> [Challenge]:
Without skipping anything, write out each record below exactly.

> [Data to use]:

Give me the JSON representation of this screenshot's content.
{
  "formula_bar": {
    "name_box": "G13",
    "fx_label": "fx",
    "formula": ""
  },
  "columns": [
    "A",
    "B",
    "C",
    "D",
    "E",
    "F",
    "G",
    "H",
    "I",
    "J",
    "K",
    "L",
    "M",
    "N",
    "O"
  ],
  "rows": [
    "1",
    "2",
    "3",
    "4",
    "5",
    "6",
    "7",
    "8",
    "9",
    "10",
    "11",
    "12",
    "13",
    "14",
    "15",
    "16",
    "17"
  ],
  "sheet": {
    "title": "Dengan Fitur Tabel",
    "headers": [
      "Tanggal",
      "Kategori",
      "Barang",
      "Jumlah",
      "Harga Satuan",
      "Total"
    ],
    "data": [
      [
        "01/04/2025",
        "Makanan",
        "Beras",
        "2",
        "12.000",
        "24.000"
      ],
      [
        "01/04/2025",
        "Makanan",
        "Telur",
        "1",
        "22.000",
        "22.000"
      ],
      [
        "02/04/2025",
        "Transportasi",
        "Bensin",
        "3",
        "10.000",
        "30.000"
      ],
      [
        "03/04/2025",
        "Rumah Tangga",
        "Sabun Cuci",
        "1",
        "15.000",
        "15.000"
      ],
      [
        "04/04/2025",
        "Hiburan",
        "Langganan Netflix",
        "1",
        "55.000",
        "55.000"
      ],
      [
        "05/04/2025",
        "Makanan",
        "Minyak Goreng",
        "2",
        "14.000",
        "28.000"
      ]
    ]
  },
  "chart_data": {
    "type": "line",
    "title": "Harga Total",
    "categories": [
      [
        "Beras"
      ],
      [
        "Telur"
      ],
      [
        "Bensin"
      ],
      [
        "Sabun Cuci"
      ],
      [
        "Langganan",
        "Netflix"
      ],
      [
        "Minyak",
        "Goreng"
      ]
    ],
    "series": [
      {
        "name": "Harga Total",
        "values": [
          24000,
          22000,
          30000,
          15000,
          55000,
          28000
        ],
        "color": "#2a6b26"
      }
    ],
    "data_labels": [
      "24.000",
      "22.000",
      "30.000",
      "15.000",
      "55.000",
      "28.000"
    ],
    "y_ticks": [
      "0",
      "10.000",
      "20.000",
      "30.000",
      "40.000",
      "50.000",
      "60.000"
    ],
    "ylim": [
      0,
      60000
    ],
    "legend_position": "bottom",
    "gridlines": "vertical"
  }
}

> [Answer to this problem]:
Give me the JSON representation of this screenshot's content.
{
  "formula_bar": {
    "name_box": "G13",
    "fx_label": "fx",
    "formula": ""
  },
  "columns": [
    "A",
    "B",
    "C",
    "D",
    "E",
    "F",
    "G",
    "H",
    "I",
    "J",
    "K",
    "L",
    "M",
    "N",
    "O"
  ],
  "rows": [
    "1",
    "2",
    "3",
    "4",
    "5",
    "6",
    "7",
    "8",
    "9",
    "10",
    "11",
    "12",
    "13",
    "14",
    "15",
    "16",
    "17"
  ],
  "sheet": {
    "title": "Dengan Fitur Tabel",
    "headers": [
      "Tanggal",
      "Kategori",
      "Barang",
      "Jumlah",
      "Harga Satuan",
      "Total"
    ],
    "data": [
      [
        "01/04/2025",
        "Makanan",
        "Beras",
        "2",
        "12.000",
        "24.000"
      ],
      [
        "01/04/2025",
        "Makanan",
        "Telur",
        "1",
        "22.000",
        "22.000"
      ],
      [
        "02/04/2025",
        "Transportasi",
        "Bensin",
        "3",
        "10.000",
        "30.000"
      ],
      [
        "03/04/2025",
        "Rumah Tangga",
        "Sabun Cuci",
        "1",
        "15.000",
        "15.000"
      ],
      [
        "04/04/2025",
        "Hiburan",
        "Langganan Netflix",
        "1",
        "55.000",
        "55.000"
      ],
      [
        "05/04/2025",
        "Makanan",
        "Minyak Goreng",
        "2",
        "14.000",
        "28.000"
      ]
    ]
  },
  "chart_data": {
    "type": "line",
    "title": "Harga Total",
    "categories": [
      [
        "Beras"
      ],
      [
        "Telur"
      ],
      [
        "Bensin"
      ],
      [
        "Sabun Cuci"
      ],
      [
        "Langganan",
        "Netflix"
      ],
      [
        "Minyak",
        "Goreng"
      ]
    ],
    "series": [
      {
        "name": "Harga Total",
        "values": [
          24000,
          22000,
          30000,
          15000,
          55000,
          28000
        ],
        "color": "#2a6b26"
      }
    ],
    "data_labels": [
      "24.000",
      "22.000",
      "30.000",
      "15.000",
      "55.000",
      "28.000"
    ],
    "y_ticks": [
      "0",
      "10.000",
      "20.000",
      "30.000",
      "40.000",
      "50.000",
      "60.000"
    ],
    "ylim": [
      0,
      60000
    ],
    "legend_position": "bottom",
    "gridlines": "vertical"
  }
}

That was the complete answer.